### REQUIREMENTS
Lines containing the string "right" are to be counted; report the number and nothing more.

### LISTED ENTRIES
+---+
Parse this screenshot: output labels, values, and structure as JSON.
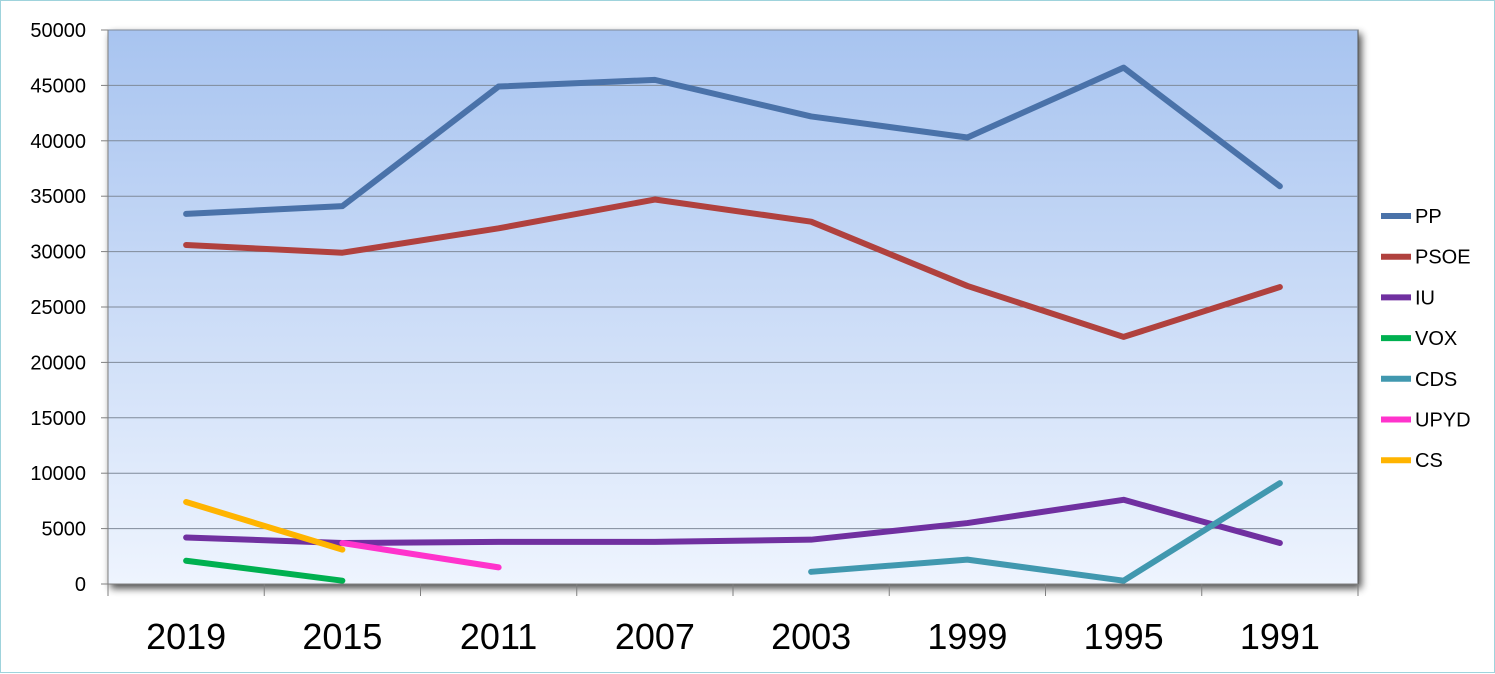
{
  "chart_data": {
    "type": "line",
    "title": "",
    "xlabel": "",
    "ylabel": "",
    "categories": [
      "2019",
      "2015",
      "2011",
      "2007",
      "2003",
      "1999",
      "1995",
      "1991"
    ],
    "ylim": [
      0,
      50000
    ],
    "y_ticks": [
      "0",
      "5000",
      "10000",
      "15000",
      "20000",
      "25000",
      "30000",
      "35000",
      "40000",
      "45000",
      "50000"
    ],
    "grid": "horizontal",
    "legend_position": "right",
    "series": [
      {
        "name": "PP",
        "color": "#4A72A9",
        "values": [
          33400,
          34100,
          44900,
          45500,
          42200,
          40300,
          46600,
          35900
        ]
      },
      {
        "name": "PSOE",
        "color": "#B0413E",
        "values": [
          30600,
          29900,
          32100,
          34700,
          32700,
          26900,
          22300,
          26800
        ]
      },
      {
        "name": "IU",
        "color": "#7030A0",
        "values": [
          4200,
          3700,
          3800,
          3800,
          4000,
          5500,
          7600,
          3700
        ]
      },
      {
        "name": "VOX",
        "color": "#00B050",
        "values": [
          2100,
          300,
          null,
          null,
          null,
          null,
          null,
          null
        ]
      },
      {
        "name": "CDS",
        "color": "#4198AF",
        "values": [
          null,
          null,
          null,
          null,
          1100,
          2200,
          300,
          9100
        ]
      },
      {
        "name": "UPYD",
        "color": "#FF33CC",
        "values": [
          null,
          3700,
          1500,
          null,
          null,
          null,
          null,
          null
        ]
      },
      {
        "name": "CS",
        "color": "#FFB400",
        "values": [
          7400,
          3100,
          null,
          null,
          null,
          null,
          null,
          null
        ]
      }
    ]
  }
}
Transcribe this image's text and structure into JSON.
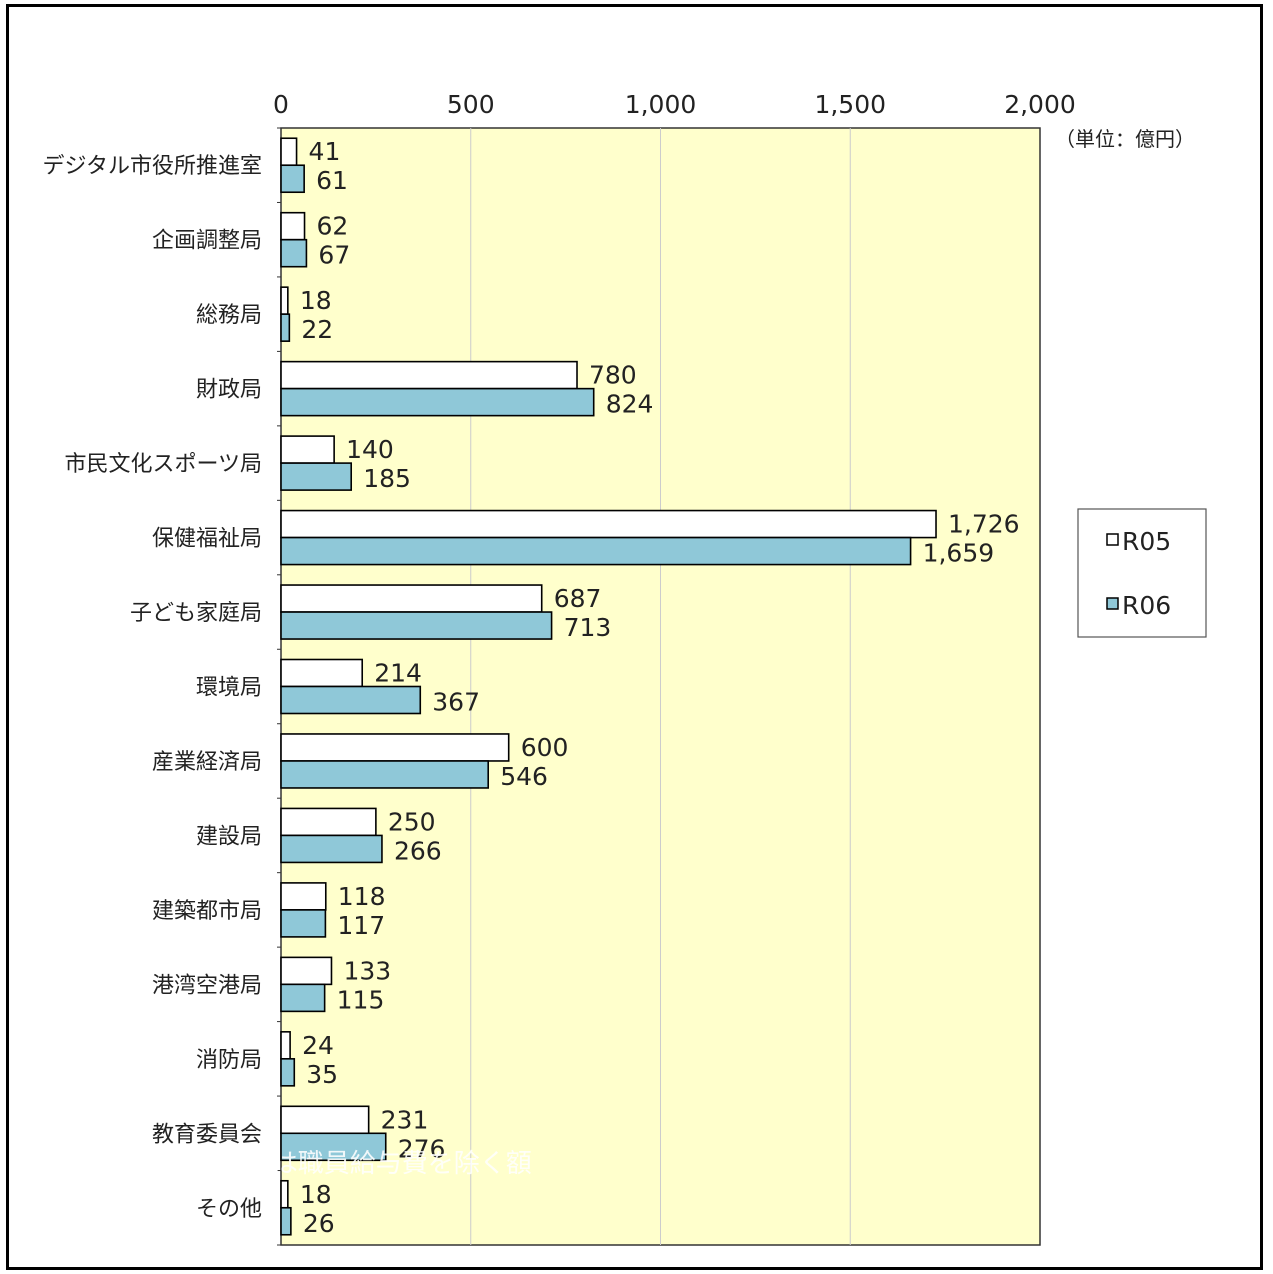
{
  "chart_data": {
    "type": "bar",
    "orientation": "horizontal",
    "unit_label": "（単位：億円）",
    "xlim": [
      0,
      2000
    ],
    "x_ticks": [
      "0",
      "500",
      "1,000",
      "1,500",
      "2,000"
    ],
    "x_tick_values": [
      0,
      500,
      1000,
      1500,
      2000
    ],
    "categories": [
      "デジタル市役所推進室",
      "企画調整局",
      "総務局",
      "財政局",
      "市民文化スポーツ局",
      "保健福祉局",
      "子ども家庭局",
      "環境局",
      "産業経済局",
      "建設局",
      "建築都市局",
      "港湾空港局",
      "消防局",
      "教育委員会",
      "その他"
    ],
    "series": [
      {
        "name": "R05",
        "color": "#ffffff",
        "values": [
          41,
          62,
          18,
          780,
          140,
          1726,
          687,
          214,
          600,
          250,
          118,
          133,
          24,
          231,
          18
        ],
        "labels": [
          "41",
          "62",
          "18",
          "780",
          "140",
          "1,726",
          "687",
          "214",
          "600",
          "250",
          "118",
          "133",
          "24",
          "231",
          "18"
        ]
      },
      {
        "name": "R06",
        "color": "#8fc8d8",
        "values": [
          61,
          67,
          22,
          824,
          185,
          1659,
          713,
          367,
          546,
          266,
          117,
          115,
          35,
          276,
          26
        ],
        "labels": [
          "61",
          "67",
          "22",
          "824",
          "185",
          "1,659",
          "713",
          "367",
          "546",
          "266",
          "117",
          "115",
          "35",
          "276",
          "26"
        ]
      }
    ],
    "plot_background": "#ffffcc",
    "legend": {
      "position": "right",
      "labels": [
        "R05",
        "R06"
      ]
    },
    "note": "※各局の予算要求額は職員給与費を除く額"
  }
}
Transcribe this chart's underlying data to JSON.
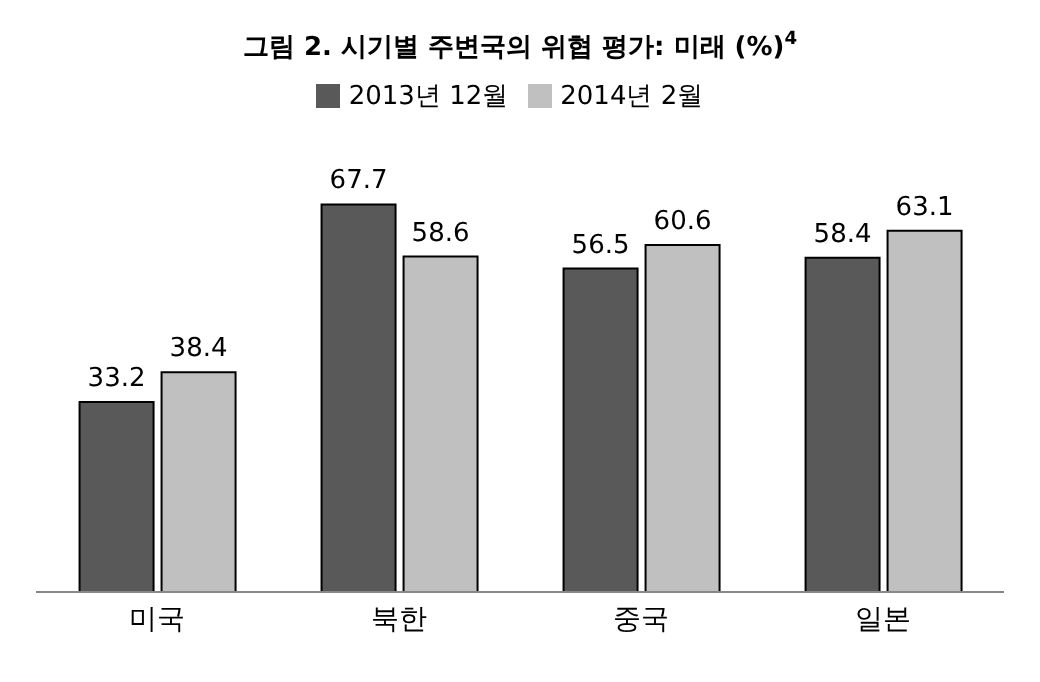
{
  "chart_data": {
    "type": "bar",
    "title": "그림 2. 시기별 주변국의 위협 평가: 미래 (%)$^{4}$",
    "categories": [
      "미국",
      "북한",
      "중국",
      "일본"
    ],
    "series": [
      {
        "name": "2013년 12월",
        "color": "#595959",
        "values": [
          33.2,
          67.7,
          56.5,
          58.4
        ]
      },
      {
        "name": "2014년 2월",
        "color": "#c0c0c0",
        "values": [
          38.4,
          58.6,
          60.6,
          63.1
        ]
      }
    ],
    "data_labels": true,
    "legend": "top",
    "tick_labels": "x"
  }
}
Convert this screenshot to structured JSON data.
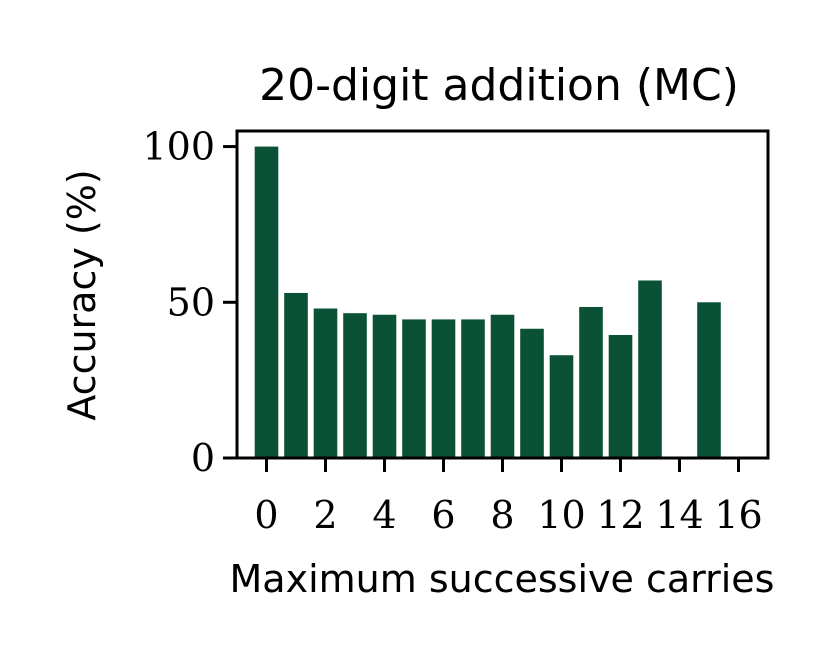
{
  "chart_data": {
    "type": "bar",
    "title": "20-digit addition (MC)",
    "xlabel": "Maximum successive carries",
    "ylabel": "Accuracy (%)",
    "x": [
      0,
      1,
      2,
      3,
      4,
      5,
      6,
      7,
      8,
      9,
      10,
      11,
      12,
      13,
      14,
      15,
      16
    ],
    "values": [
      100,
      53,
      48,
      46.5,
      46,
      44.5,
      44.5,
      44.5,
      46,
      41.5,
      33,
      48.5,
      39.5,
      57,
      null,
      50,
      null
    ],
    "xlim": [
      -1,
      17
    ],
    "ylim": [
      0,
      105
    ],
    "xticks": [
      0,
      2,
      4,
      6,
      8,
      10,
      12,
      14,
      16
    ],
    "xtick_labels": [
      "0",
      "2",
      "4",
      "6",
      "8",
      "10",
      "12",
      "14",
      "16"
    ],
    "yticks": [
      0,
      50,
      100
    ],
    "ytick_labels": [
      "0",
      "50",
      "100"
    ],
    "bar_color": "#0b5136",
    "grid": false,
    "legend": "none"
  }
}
+---+
### REPLY
2